Passage shown »

MUTUAL RELEASE AGREEMENT
THE RELEASE EXTENDED BY MOUNTAINEER/WINNERS: The undersigned,
Mountaineer Park, Inc., and Winner's Entertainment, Inc. (herein
sometimes referred to collectively as "Mountaineer/Winners"), for and in
consideration of the execution and delivery by Xxxxxxx Management &
Development Corp. and The Xxxxxxx Funding Group, Inc. of this Mutual
Release Agreement, and for other good and valuable consideration,
including, but not limited to, $100.00 cash in hand paid by Xxxxxxx
Management & Development Corp. and The Xxxxxxx Funding Group, Inc. to
Mountaineer Park, Inc. and Winner's Entertainment, Inc., the receipt and
sufficiency of all of which are hereby acknowledged, and subject to the
limitations hereinafter set forth, hereby RELEASE and FOREVER DISCHARGE
Xxxxxxx Management & Development Corp., and The Xxxxxxx Funding Group,
Inc., and their officers, directors, shareholders, employees, agents,
servants, attorneys, successors, assigns, insurers, heirs and personal
representatives, subsidiaries, and each and every other corporate or
other type entity affiliated directly or indirectly with The Xxxxxxx
Funding Group, Inc. ("Xxxxxxx affiliated entities"), and also their
officers, directors, shareholders, employees, agents, servants,
attorneys, successors, assigns, insurers, heirs and personal
representatives, of and from any and all claims, suits and causes of
action of whatsoever kind or character Mountaineer/Winners, or either of
them, now has or may hereafter have, by reason of any damages, losses or
expenses incurred or to be incurred and of whatever kind or character by
the undersigned Mountaineer Park, Inc. or Winner's Entertainment, Inc.,
arising from or growing out of or in any way related to (i) the borrower
lender relationship between Mountaineer Park, Inc. and Xxxxxxx Management
& Development Corp., or (ii) the relationships between or among any of
the undersigned or any of the other parties released by this or the
following paragraph ("other relationships") arising by reason of or
growing out of or in any way related to said borrower-lender relationship
between Mountaineer Park, Inc. and Xxxxxxx Management & Development Corp.
THE RELEASE EXTENDED BY XXXXXXX/XXXXXXX: The undersigned,
Xxxxxxx: Management & Development Corp. and The Xxxxxxx Funding Group,
Inc. (herein sometimes referred to collectively as "Xxxxxxx/Xxxxxxx"),
for and in consideration of the execution and delivery by Mountaineer
Park, Inc. and Winner's Entertainment, Inc., of this Mutual Release
Agreement, and for other good and valuable consideration, including, but
not limited to, $100.00 cash in hand paid by Mountaineer Park, Inc. and
Winner's Entertainment, Inc. to Xxxxxxx Management & Development Corp.
and to The Xxxxxxx Funding Group, Inc., the receipt and sufficiency of
all of which are hereby acknowledged, and subject to the limitations
hereinafter set forth, hereby RELEASE and FOREVER DISCHARGE Mountaineer
Park, Inc. and Winner's Entertainment, Inc., and their officers,
directors, shareholders, employees, agents, servants, attorneys,
successors, assigns, insurers, heirs and personal representatives,
subsidiaries, and each and every other corporate or other type entity
affiliated directly or indirectly with Winner's Entertainment, Inc.

Directions for this task »
Rewrite the mutual release agreement from "and to The Xxxxxxx" to "with Winner's Entertainment, Inc.", changing "shareholders" to "stockholders".

Annotated element entries
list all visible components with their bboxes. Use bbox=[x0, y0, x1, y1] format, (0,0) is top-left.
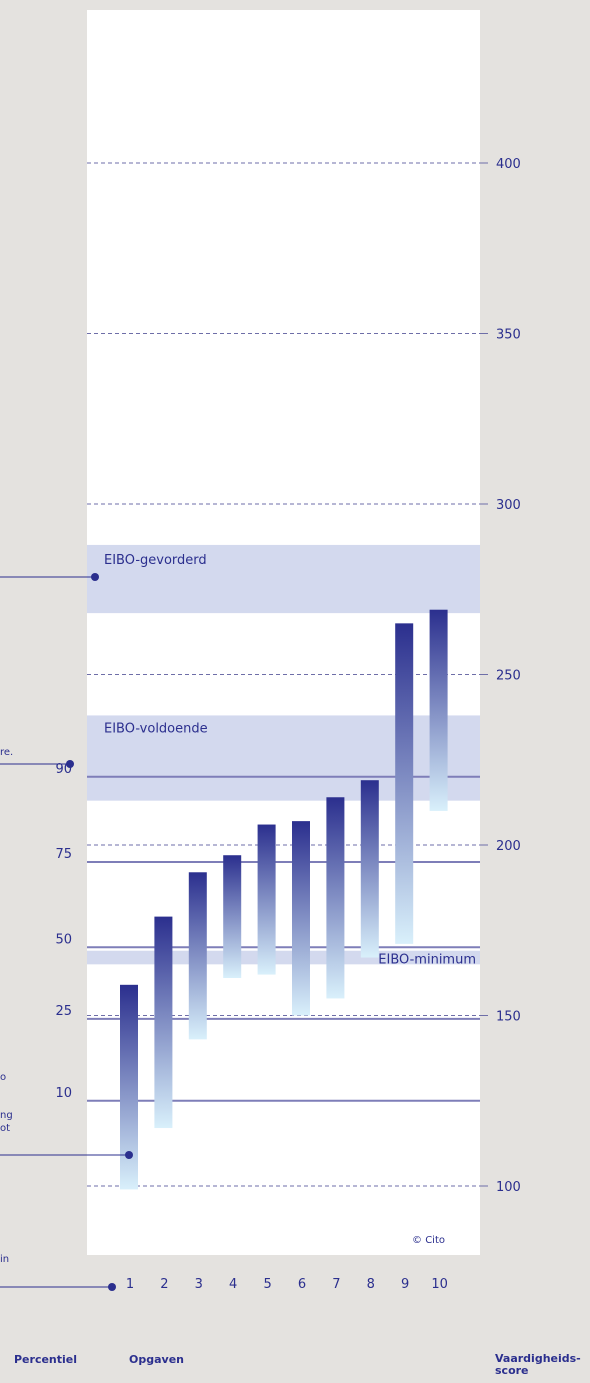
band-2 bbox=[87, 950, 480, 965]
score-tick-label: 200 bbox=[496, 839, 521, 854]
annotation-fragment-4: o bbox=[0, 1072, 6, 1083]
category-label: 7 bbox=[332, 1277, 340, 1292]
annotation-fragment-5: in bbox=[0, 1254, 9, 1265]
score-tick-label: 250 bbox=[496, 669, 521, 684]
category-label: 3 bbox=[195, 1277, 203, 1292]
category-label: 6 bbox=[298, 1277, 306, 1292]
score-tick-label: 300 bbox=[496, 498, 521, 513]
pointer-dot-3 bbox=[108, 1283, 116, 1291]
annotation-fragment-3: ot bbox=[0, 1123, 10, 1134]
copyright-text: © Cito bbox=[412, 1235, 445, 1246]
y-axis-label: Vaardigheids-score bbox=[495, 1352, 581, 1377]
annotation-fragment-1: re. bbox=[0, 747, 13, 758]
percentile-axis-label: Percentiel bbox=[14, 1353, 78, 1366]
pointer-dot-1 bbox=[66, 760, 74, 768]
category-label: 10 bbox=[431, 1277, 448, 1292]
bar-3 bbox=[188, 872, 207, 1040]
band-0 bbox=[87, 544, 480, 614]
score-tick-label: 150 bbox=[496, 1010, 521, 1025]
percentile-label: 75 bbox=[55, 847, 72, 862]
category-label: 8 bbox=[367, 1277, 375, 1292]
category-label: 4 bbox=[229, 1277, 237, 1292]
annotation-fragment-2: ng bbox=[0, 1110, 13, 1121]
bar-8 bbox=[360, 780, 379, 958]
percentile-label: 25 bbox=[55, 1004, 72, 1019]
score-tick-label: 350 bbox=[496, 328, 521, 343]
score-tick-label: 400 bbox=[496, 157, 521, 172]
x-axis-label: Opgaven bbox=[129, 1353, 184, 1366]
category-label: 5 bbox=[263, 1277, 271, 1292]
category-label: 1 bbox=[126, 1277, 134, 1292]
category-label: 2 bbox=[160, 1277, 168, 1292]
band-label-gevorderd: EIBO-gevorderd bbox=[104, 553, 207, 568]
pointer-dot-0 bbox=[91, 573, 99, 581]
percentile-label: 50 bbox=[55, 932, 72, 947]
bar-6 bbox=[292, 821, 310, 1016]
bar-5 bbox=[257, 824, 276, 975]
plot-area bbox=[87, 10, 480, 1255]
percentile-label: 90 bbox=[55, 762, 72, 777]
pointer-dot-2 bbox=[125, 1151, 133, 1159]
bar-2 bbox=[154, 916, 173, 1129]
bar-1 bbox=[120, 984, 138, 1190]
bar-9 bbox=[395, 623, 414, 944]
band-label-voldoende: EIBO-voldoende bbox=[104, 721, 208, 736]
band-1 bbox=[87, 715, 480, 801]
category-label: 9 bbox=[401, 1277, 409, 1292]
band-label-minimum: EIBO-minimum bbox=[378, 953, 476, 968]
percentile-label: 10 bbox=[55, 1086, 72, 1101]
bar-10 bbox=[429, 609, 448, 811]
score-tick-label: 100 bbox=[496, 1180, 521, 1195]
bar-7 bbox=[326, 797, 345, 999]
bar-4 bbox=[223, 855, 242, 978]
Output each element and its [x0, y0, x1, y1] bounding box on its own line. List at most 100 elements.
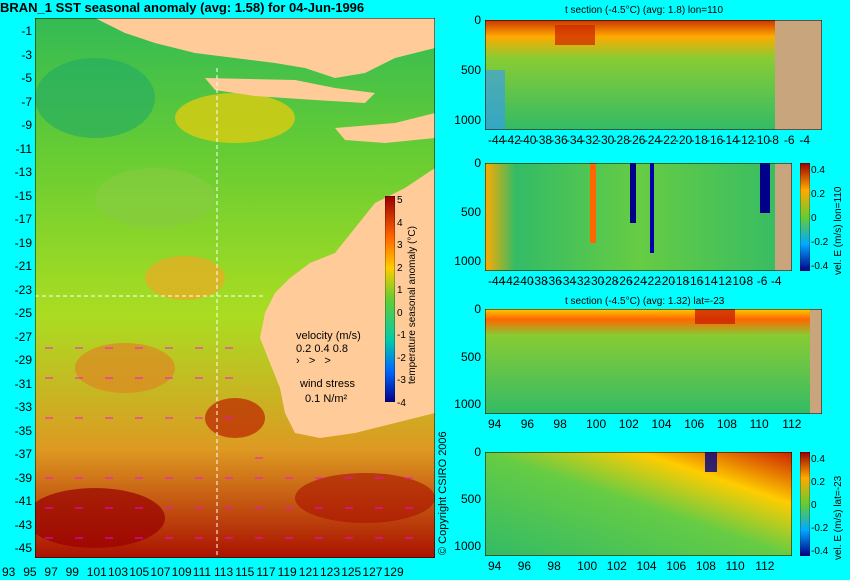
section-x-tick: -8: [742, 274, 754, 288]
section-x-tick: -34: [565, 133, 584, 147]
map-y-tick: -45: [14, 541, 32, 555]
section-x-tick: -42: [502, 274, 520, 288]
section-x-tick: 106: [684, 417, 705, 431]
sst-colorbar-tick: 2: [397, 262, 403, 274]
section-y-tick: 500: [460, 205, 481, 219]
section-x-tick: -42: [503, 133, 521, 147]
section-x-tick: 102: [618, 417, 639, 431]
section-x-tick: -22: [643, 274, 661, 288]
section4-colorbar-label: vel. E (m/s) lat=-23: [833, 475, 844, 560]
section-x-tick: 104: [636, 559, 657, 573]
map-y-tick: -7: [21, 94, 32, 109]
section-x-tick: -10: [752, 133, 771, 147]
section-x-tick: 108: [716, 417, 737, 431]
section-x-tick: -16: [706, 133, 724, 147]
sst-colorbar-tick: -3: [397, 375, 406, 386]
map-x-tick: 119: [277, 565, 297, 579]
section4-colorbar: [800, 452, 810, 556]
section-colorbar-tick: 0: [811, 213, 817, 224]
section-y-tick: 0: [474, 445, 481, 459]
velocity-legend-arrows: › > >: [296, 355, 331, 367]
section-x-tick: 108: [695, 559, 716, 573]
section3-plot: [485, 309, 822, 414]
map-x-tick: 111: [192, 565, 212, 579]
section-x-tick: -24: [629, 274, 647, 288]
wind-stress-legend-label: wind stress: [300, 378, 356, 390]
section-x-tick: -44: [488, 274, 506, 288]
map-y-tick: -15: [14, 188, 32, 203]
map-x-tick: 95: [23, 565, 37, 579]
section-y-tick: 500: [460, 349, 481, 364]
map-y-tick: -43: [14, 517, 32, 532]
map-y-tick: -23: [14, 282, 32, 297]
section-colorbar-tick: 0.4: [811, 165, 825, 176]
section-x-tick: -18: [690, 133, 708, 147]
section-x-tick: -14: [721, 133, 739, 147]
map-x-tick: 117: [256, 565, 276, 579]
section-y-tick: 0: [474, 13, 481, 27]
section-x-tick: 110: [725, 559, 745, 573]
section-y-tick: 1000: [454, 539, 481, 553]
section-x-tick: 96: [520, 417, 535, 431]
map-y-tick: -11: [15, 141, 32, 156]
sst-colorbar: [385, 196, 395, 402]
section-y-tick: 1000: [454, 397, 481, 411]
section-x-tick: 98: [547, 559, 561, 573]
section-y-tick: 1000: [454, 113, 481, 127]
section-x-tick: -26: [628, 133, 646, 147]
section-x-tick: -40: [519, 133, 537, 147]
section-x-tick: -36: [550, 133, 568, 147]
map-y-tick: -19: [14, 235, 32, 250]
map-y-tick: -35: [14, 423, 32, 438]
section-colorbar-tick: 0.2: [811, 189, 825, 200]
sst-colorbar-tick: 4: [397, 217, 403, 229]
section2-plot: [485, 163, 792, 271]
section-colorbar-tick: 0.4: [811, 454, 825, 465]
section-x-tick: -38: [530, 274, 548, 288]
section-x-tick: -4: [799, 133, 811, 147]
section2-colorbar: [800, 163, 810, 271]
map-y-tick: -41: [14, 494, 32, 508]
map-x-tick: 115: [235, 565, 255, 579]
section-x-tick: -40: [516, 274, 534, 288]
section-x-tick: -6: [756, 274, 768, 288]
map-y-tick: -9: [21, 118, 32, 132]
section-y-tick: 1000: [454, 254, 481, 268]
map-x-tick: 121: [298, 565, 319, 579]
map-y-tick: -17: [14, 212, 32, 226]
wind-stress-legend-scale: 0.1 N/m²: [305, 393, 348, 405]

Completed exercise »
and to The Xxxxxxx Funding Group, Inc., the receipt and sufficiency of
all of which are hereby acknowledged, and subject to the limitations
hereinafter set forth, hereby RELEASE and FOREVER DISCHARGE Mountaineer
Park, Inc. and Winner's Entertainment, Inc., and their officers,
directors, stockholders, employees, agents, servants, attorneys,
successors, assigns, insurers, heirs and personal representatives,
subsidiaries, and each and every other corporate or other type entity
affiliated directly or indirectly with Winner's Entertainment, Inc.